■ Task list:
**A)** Answer these questions using the passage on the FINRA trade reporting facilities:
(i) What opening time should firms treat as the present operative standard?
(ii) What are the two facilities of the FINRA/Nasdaq TRF?
(iii) Which rule series governs the FINRA/NYSE Trade Reporting Facility?
**B)** Put the lines of the records between the lines holding "volume-slider-thumb[interactable] [244, 394, 330, 480]" and "1423, 425, 1467]", inclusive, into a numbered list, leaving out any blank lines.

■ Article:
FINRA noted that the SEC received several comments on these amendments and that FINRA continues reviewing that feedback to determine whether further adjustments may be appropriate, meaning firms should treat the current 4:00 a.m. opening as the present operative standard while remaining alert to the possibility of further refinement as FINRA's review of industry comments continues.
A Worked Example of the Cross-Facility Consequence
Consider a firm that participates in both FINRA/Nasdaq TRF Carteret and FINRA/Nasdaq TRF Chicago, having submitted the single, unified Participant Application Agreement Rule 7210A's cross-facility administrative streamlining permits. If FINRA later identifies a sustained pattern of trade reporting violations tied specifically to that firm's Carteret activity, and determines that suspension of the firm's Carteret access is warranted, Rule 7210A's cross-facility principle means this suspension automatically extends to the firm's Chicago access as well, even though the underlying violation pattern arose entirely from Carteret-specific activity with no comparable issue identified on the Chicago side. The firm cannot argue that its clean compliance record on Chicago should insulate that facility relationship from a suspension triggered by conduct occurring exclusively on Carteret.
This outcome reflects FINRA's underlying view that a Participant's standing with the FINRA/Nasdaq TRF is a unified relationship rather than two entirely independent ones that happen to share a name, even though the two facilities remain operationally separate for purposes of day-to-day trade reporting and correction submission. A firm evaluating its own risk exposure across this dual-facility structure should recognize that the operational separateness discussed above, requiring corrections to be directed to the specific originating facility, does not carry through to the compliance and access dimension, where FINRA treats the two facilities as a single, combined relationship for purposes of any adverse determination.
Comparing This Structure to the FINRA/NYSE TRF
Candidates working through the parallel Rule 7200B Series governing the FINRA/NYSE Trade Reporting Facility, discussed elsewhere in this dictionary, will find a notably different structure worth contrasting directly against what Rule 7210A establishes here. The FINRA/NYSE TRF operates as a single facility rather than the dual Carteret and Chicago structure the FINRA/Nasdaq TRF maintains, meaning the entire two-facility framework, the cross-reference to which facility a trade was originally reported to, and the cross-facility access consequence, has no direct analog in the FINRA/NYSE TRF's own rule series. A firm operating across both the FINRA/Nasdaq TRF and the FINRA/NYSE TRF should understand that these two facilities, despite sharing the broader Trade Reporting Facility category and largely parallel substantive rule text, differ meaningfully in this specific structural respect, with only the FINRA/Nasdaq TRF actually presenting the dual-facility complexity Rule 7210A addresses.
This structural difference traces back to each facility's underlying LLC Agreement and Business Member relationship: Nasdaq's own market structure evolved to support two geographically distinct processing centers, Carteret and Chicago, for its trade reporting facility, while NYSE's parallel arrangement with FINRA never developed a comparable second facility. Firms should not assume that operational or compliance lessons developed specifically around the FINRA/Nasdaq TRF's dual-facility structure automatically transfer to the FINRA/NYSE TRF, given this genuine underlying structural divergence between the two otherwise closely related facilities.

■ Material provided:
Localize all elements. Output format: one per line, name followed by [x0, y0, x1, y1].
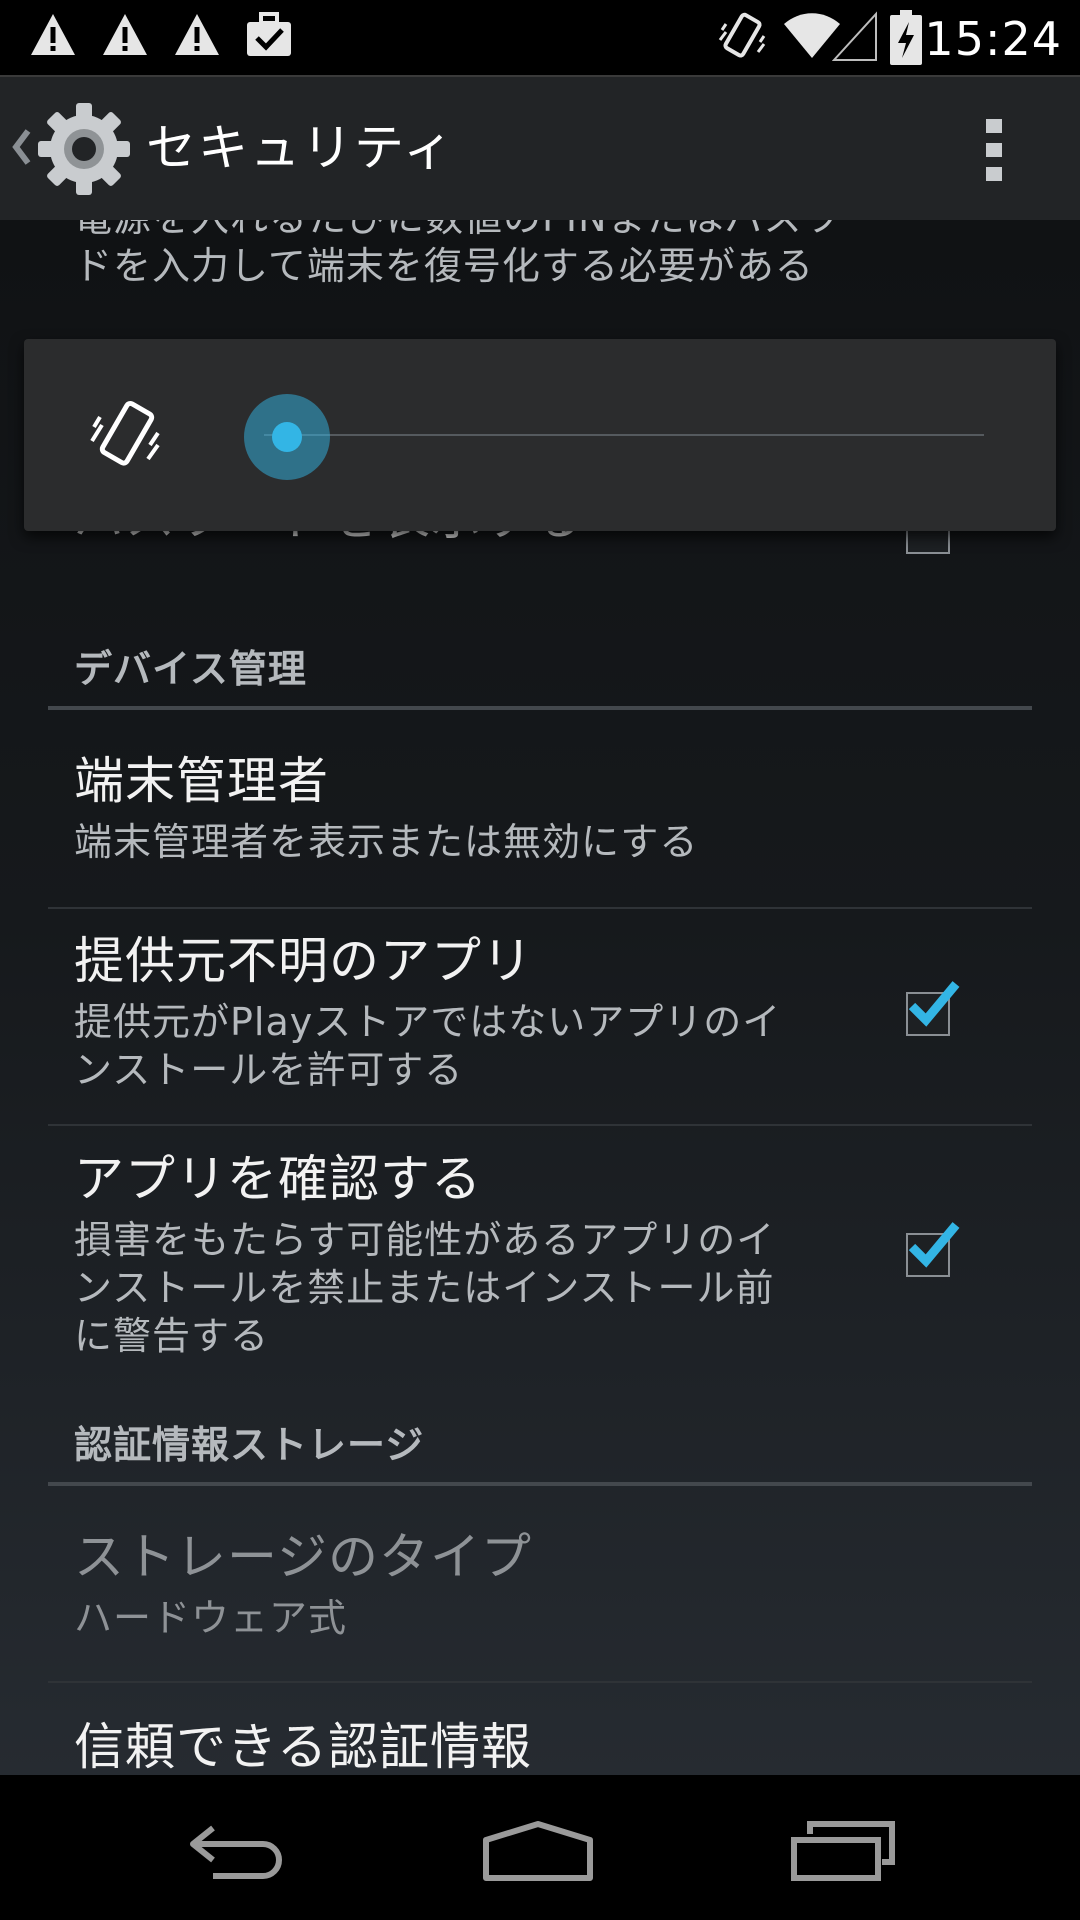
volume-slider-thumb[interactable] [244, 394, 330, 480]
up-button[interactable] [0, 77, 135, 220]
pref-title: ストレージのタイプ [74, 1528, 532, 1586]
pref-title: アプリを確認する [74, 1150, 482, 1208]
section-header-device-admin: デバイス管理 [74, 647, 307, 691]
list-divider [48, 1681, 1032, 1683]
vibrate-icon [718, 12, 766, 58]
summary-line: 損害をもたらす可能性があるアプリのイ [74, 1218, 776, 1262]
status-clock: 15:24 [924, 12, 1062, 66]
overflow-menu-button[interactable] [960, 107, 1030, 193]
verify-apps-pref[interactable]: アプリを確認する 損害をもたらす可能性があるアプリのイ ンストールを禁止またはイ… [74, 1148, 775, 1360]
summary-line: ドを入力して端末を復号化する必要がある [74, 244, 814, 288]
home-icon[interactable] [482, 1820, 594, 1882]
battery-charging-icon [890, 10, 922, 65]
device-admins-pref[interactable]: 端末管理者 端末管理者を表示または無効にする [74, 750, 698, 866]
section-header-credential-storage: 認証情報ストレージ [74, 1423, 425, 1467]
pref-summary: 端末管理者を表示または無効にする [74, 820, 699, 864]
volume-popup [24, 339, 1056, 531]
summary-line: に警告する [74, 1314, 270, 1358]
warning-icon [103, 14, 147, 55]
verify-apps-checkbox[interactable] [906, 1222, 960, 1277]
section-divider [48, 1482, 1032, 1486]
unknown-sources-pref[interactable]: 提供元不明のアプリ 提供元がPlayストアではないアプリのイ ンストールを許可す… [74, 930, 781, 1094]
volume-slider-thumb-core [272, 422, 302, 452]
back-icon[interactable] [185, 1820, 295, 1880]
list-divider [48, 907, 1032, 909]
summary-line: 提供元がPlayストアではないアプリのイ [74, 1000, 782, 1044]
pref-title: 信頼できる認証情報 [74, 1718, 532, 1775]
briefcase-check-icon [247, 12, 291, 56]
chevron-left-icon [12, 129, 31, 165]
pref-summary: ハードウェア式 [74, 1596, 348, 1640]
trusted-credentials-pref[interactable]: 信頼できる認証情報 [74, 1716, 532, 1775]
warning-icon [175, 14, 219, 55]
navigation-bar [0, 1775, 1080, 1920]
vibrate-icon[interactable] [86, 395, 166, 475]
recents-icon[interactable] [790, 1820, 896, 1882]
page-title: セキュリティ [146, 119, 455, 177]
summary-line: ンストールを禁止またはインストール前 [74, 1266, 775, 1310]
gear-icon [38, 103, 130, 195]
overflow-menu-icon [986, 119, 1002, 181]
storage-type-pref: ストレージのタイプ ハードウェア式 [74, 1526, 532, 1642]
volume-slider-track[interactable] [264, 434, 984, 436]
warning-icon [31, 14, 75, 55]
summary-line: ンストールを許可する [74, 1048, 464, 1092]
check-icon [908, 1222, 960, 1268]
unknown-sources-checkbox[interactable] [906, 981, 960, 1036]
action-bar: セキュリティ [0, 75, 1080, 220]
summary-line: 電源を入れるたびに数値のPINまたはパスワー [74, 220, 881, 242]
status-bar: 15:24 [0, 0, 1080, 75]
section-divider [48, 706, 1032, 710]
signal-icon [832, 11, 877, 61]
list-divider [48, 1124, 1032, 1126]
pref-title: 端末管理者 [74, 752, 329, 810]
pref-title: 提供元不明のアプリ [74, 932, 533, 990]
encrypt-phone-summary: 電源を入れるたびに数値のPINまたはパスワー ドを入力して端末を復号化する必要が… [74, 220, 881, 290]
check-icon [908, 981, 960, 1027]
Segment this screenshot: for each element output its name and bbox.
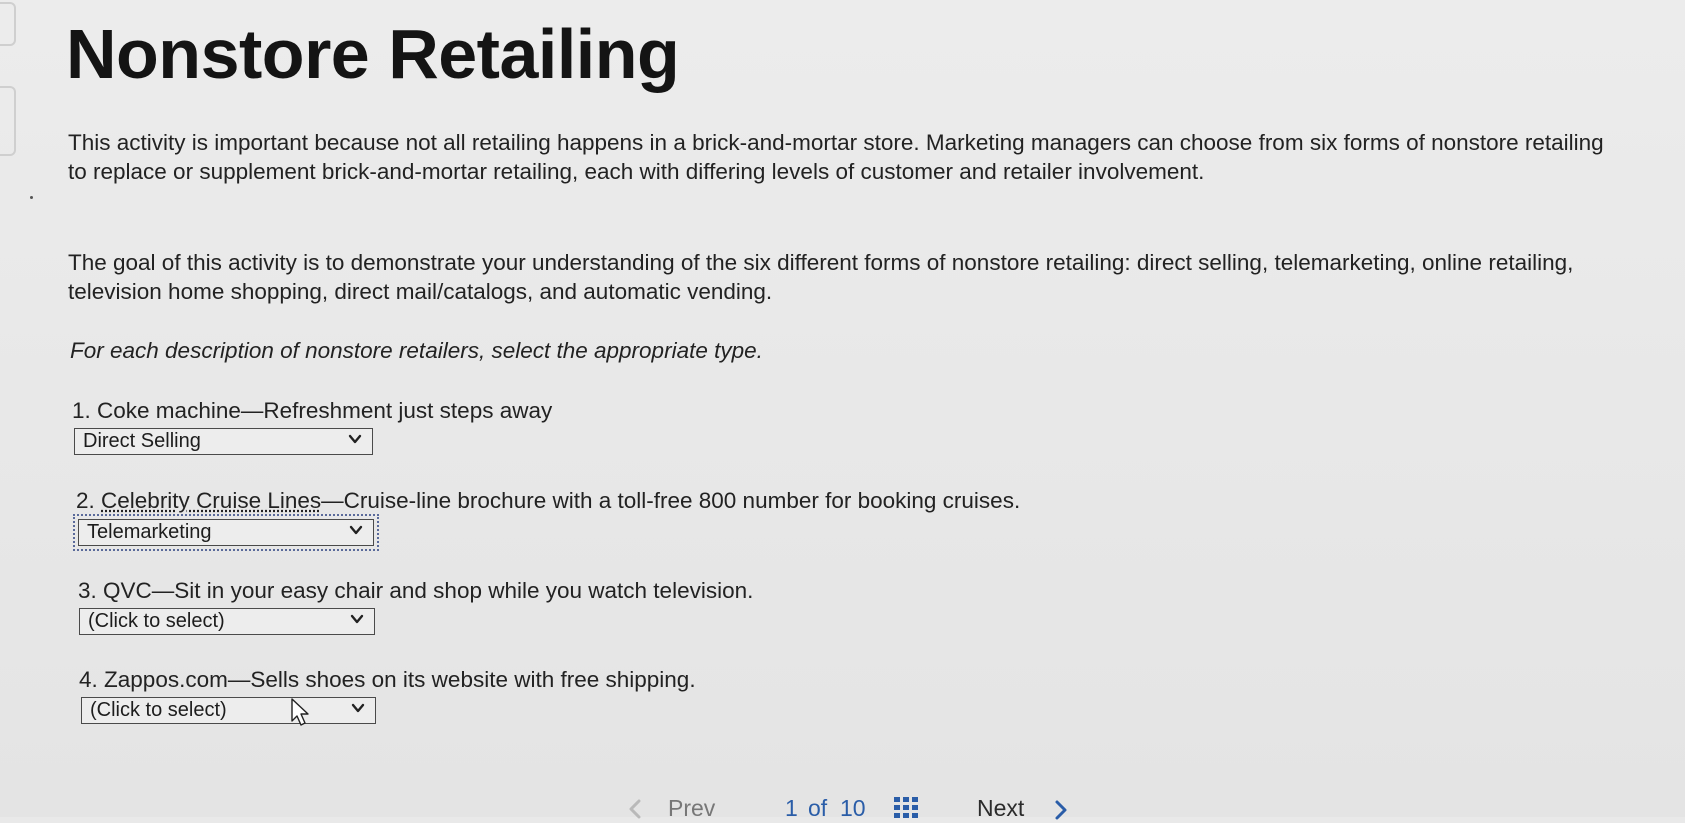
question-1-label: 1. Coke machine—Refreshment just steps a… [72, 398, 552, 424]
intro-paragraph-2: The goal of this activity is to demonstr… [68, 250, 1574, 304]
question-4-select[interactable]: (Click to select) [81, 697, 376, 724]
question-4-label: 4. Zappos.com—Sells shoes on its website… [79, 667, 696, 693]
left-edge-fragment [0, 86, 16, 156]
question-lead: Coke machine [97, 398, 241, 423]
question-number: 4. [79, 667, 98, 692]
question-2-label: 2. Celebrity Cruise Lines—Cruise-line br… [76, 488, 1020, 514]
intro-paragraph-1: This activity is important because not a… [68, 130, 1604, 184]
question-1-select[interactable]: Direct Selling [74, 428, 373, 455]
chevron-down-icon [350, 614, 364, 624]
page-number-current: 1 [785, 795, 798, 821]
question-text: —Cruise-line brochure with a toll-free 8… [321, 488, 1021, 513]
left-edge-dot [30, 196, 33, 199]
chevron-down-icon [351, 703, 365, 713]
left-edge-fragment [0, 2, 16, 46]
page-of-label: of [808, 795, 828, 821]
select-value: (Click to select) [90, 699, 227, 721]
question-number: 3. [78, 578, 97, 603]
pagination-bar: Prev 1 of 10 Next [0, 793, 1685, 823]
chevron-down-icon [348, 434, 362, 444]
instruction-text: For each description of nonstore retaile… [70, 338, 763, 363]
question-number: 1. [72, 398, 91, 423]
select-value: Direct Selling [83, 430, 201, 452]
question-number: 2. [76, 488, 95, 513]
question-3-label: 3. QVC—Sit in your easy chair and shop w… [78, 578, 753, 604]
question-text: —Sit in your easy chair and shop while y… [151, 578, 754, 603]
page-title: Nonstore Retailing [66, 15, 680, 93]
page-number-total: 10 [840, 795, 866, 821]
question-text: —Refreshment just steps away [240, 398, 553, 423]
question-3-select[interactable]: (Click to select) [79, 608, 375, 635]
select-value: Telemarketing [87, 521, 212, 543]
question-lead: Celebrity Cruise Lines [101, 488, 322, 513]
grid-icon[interactable] [893, 796, 919, 818]
chevron-right-icon[interactable] [1054, 799, 1068, 821]
prev-button[interactable]: Prev [668, 795, 715, 822]
select-value: (Click to select) [88, 610, 225, 632]
question-2-select[interactable]: Telemarketing [73, 514, 379, 551]
mouse-pointer-icon [291, 698, 309, 726]
activity-page: Nonstore Retailing This activity is impo… [0, 0, 1685, 821]
question-text: —Sells shoes on its website with free sh… [227, 667, 696, 692]
question-lead: Zappos.com [104, 667, 228, 692]
next-button[interactable]: Next [977, 795, 1024, 822]
chevron-down-icon [349, 525, 363, 535]
question-lead: QVC [103, 578, 152, 603]
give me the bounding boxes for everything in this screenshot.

■ Answers below:
**A)**
(i) 4:00 a.m.
(ii) Carteret and Chicago.
(iii) The Rule 7200B Series.

**B)**
1. volume-slider-thumb[interactable] [244, 394, 330, 480]
2. up-button[interactable] [0, 77, 135, 220]
3. pref-title: ストレージのタイプ [74, 1528, 532, 1586]
4. pref-title: アプリを確認する [74, 1150, 482, 1208]
5. section-header-device-admin: デバイス管理 [74, 647, 307, 691]
6. list-divider [48, 1681, 1032, 1683]
7. vibrate-icon [718, 12, 766, 58]
8. summary-line: 損害をもたらす可能性があるアプリのイ [74, 1218, 776, 1262]
9. status-clock: 15:24 [924, 12, 1062, 66]
10. overflow-menu-button[interactable] [960, 107, 1030, 193]
11. verify-apps-pref[interactable]: アプリを確認する 損害をもたらす可能性があるアプリのイ ンストールを禁止またはイ… [74, 1148, 775, 1360]
12. summary-line: ドを入力して端末を復号化する必要がある [74, 244, 814, 288]
13. home-icon[interactable] [482, 1820, 594, 1882]
14. battery-charging-icon [890, 10, 922, 65]
15. device-admins-pref[interactable]: 端末管理者 端末管理者を表示または無効にする [74, 750, 698, 866]
16. section-header-credential-storage: 認証情報ストレージ [74, 1423, 425, 1467]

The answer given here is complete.